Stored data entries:
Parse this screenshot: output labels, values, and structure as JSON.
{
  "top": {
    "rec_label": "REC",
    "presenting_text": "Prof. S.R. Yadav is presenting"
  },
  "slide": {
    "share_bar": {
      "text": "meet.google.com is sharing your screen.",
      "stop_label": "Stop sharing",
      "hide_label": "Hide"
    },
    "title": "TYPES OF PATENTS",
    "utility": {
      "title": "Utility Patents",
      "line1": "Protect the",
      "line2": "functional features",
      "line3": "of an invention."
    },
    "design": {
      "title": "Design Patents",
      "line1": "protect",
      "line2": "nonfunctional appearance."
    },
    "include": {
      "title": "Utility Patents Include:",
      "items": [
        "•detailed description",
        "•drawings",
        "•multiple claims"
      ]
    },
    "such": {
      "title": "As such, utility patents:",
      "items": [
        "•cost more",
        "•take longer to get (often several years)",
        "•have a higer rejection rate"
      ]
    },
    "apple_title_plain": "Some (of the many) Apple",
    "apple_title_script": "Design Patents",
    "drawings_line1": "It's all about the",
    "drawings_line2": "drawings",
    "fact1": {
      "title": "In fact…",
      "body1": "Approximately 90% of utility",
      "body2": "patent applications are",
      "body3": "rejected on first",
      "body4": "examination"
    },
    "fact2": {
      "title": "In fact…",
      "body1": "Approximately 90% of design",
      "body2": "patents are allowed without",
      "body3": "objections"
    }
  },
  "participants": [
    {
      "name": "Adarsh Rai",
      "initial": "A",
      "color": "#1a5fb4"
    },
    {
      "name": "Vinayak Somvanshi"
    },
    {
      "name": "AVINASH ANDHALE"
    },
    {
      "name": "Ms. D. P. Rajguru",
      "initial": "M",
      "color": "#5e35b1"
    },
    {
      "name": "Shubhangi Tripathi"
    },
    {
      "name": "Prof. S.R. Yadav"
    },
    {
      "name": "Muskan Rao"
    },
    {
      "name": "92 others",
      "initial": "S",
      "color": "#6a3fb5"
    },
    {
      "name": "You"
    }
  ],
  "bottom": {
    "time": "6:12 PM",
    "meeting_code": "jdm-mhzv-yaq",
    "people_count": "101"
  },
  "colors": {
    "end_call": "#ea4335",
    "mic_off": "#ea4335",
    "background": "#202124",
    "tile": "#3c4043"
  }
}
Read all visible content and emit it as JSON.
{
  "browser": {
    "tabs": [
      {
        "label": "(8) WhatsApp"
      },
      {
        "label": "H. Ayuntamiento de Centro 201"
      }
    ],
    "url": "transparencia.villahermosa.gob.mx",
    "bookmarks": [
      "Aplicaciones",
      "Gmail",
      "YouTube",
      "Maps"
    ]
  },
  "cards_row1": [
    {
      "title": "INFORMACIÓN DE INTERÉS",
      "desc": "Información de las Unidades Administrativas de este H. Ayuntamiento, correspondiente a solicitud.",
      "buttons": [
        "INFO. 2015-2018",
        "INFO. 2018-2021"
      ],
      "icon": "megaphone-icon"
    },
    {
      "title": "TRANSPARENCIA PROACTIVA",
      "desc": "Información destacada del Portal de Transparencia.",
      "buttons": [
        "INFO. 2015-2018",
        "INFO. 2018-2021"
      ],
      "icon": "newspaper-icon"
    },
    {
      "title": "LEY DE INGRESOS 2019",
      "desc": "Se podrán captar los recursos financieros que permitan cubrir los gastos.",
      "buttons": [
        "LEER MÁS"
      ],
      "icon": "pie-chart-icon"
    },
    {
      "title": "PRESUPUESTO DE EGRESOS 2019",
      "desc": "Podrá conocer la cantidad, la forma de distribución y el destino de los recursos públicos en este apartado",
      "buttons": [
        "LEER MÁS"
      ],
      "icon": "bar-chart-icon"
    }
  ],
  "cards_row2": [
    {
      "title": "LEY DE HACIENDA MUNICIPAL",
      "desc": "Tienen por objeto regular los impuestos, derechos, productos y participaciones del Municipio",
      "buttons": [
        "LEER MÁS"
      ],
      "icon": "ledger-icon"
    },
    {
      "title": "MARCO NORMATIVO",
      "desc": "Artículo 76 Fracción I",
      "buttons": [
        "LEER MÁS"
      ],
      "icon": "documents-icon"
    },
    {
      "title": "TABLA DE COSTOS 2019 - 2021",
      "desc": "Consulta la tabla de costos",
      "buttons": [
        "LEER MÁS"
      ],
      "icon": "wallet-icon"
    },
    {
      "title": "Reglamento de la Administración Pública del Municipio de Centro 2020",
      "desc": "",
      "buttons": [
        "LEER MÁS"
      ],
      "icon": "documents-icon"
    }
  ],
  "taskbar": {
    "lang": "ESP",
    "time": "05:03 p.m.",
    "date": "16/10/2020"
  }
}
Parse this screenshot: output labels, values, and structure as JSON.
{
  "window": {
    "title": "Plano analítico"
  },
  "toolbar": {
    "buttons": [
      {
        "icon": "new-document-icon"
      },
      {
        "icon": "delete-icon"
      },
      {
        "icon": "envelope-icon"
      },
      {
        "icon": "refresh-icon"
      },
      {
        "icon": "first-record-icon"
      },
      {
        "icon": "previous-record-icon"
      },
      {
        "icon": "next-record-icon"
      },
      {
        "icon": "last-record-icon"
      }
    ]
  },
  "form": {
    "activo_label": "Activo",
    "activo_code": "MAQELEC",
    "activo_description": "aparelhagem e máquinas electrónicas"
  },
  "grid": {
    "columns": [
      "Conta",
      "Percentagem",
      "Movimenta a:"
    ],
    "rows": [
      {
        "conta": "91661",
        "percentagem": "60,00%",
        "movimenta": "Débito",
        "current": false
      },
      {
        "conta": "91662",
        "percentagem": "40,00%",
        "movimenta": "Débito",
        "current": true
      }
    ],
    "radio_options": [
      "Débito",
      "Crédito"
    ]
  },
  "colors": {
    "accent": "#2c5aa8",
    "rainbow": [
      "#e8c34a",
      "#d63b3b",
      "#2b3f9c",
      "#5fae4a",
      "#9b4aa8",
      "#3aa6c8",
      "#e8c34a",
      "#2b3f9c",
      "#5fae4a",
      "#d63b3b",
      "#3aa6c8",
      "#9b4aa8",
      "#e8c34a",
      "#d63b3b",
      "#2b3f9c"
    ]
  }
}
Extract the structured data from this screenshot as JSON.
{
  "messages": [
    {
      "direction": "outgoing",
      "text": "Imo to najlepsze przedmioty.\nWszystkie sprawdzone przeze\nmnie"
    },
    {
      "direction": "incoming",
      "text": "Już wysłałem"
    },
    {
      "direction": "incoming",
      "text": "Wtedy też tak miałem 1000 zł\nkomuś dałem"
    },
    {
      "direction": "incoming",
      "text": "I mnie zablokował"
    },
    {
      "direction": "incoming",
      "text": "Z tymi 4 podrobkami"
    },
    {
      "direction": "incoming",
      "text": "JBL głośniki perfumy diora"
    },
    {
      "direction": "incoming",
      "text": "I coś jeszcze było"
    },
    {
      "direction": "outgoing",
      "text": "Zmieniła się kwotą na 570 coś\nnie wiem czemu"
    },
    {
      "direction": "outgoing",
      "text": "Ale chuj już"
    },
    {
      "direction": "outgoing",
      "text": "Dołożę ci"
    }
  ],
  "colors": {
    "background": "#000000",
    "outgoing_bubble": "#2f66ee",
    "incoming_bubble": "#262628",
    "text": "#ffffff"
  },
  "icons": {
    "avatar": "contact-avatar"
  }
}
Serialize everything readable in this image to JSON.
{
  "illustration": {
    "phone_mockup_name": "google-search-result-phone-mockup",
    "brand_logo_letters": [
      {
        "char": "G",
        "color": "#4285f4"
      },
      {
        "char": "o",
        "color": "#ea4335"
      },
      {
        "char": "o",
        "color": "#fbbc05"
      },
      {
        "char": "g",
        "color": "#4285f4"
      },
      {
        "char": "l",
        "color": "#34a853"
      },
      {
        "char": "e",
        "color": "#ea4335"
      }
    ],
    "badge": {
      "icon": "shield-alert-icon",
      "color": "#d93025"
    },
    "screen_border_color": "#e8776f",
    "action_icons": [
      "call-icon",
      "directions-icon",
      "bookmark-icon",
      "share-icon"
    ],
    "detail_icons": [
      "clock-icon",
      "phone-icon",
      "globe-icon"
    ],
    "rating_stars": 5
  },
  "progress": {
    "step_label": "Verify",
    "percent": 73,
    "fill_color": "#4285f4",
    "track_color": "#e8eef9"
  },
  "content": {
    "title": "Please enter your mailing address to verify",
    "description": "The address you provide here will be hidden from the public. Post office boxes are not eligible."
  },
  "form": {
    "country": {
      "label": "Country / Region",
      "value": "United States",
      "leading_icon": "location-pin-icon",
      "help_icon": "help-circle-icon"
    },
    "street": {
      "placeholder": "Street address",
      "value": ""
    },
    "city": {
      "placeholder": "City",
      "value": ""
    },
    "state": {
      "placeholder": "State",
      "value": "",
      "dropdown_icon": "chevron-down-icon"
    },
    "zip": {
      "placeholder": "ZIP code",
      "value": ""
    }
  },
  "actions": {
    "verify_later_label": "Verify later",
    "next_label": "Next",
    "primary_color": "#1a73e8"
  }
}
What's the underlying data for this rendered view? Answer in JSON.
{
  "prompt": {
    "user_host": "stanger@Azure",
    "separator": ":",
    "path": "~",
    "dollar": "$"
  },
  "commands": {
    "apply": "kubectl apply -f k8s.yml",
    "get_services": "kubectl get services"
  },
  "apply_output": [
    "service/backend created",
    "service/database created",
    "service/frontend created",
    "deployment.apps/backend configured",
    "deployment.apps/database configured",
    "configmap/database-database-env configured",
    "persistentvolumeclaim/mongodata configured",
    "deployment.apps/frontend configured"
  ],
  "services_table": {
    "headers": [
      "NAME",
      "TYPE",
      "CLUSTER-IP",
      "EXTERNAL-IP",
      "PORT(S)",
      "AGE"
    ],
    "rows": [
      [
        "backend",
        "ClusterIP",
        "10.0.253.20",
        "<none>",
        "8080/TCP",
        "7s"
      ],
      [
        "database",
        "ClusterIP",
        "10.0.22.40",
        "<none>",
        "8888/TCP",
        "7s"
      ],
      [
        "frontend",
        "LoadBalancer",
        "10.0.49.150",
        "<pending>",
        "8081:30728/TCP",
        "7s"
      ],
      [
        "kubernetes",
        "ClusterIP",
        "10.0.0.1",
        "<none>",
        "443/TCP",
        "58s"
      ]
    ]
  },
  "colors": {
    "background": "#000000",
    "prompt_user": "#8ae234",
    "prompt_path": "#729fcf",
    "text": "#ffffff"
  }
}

• REQUEST
Show the lines of the material that contain the word "Ayuntamiento".

• SOLUTION TO THIS TASK
        "label": "H. Ayuntamiento de Centro 201"
      "desc": "Información de las Unidades Administrativas de este H. Ayuntamiento, correspondiente a solicitud.",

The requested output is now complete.